**TO DO**: Reproduce every entry exactly, without alteration.

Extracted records

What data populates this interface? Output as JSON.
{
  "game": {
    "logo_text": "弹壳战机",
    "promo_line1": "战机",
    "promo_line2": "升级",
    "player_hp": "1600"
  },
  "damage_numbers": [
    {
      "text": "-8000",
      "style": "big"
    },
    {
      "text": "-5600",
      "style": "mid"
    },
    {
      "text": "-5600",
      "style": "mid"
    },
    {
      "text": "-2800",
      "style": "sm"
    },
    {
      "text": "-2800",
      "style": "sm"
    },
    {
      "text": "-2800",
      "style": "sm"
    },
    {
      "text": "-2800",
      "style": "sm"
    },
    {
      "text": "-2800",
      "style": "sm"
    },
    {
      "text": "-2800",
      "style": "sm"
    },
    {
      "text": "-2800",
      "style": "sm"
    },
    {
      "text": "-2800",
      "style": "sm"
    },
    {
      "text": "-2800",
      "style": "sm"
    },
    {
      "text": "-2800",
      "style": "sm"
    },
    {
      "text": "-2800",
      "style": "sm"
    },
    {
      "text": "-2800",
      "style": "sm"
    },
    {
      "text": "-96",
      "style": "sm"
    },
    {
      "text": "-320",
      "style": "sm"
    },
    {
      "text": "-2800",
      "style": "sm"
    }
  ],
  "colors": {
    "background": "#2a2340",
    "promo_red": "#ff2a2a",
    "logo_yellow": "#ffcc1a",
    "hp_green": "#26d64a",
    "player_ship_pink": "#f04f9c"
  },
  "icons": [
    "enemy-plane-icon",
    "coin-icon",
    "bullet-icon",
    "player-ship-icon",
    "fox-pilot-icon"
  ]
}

**SOLUTION TO THIS EXERCISE**:
What data populates this interface? Output as JSON.
{
  "game": {
    "logo_text": "弹壳战机",
    "promo_line1": "战机",
    "promo_line2": "升级",
    "player_hp": "1600"
  },
  "damage_numbers": [
    {
      "text": "-8000",
      "style": "big"
    },
    {
      "text": "-5600",
      "style": "mid"
    },
    {
      "text": "-5600",
      "style": "mid"
    },
    {
      "text": "-2800",
      "style": "sm"
    },
    {
      "text": "-2800",
      "style": "sm"
    },
    {
      "text": "-2800",
      "style": "sm"
    },
    {
      "text": "-2800",
      "style": "sm"
    },
    {
      "text": "-2800",
      "style": "sm"
    },
    {
      "text": "-2800",
      "style": "sm"
    },
    {
      "text": "-2800",
      "style": "sm"
    },
    {
      "text": "-2800",
      "style": "sm"
    },
    {
      "text": "-2800",
      "style": "sm"
    },
    {
      "text": "-2800",
      "style": "sm"
    },
    {
      "text": "-2800",
      "style": "sm"
    },
    {
      "text": "-2800",
      "style": "sm"
    },
    {
      "text": "-96",
      "style": "sm"
    },
    {
      "text": "-320",
      "style": "sm"
    },
    {
      "text": "-2800",
      "style": "sm"
    }
  ],
  "colors": {
    "background": "#2a2340",
    "promo_red": "#ff2a2a",
    "logo_yellow": "#ffcc1a",
    "hp_green": "#26d64a",
    "player_ship_pink": "#f04f9c"
  },
  "icons": [
    "enemy-plane-icon",
    "coin-icon",
    "bullet-icon",
    "player-ship-icon",
    "fox-pilot-icon"
  ]
}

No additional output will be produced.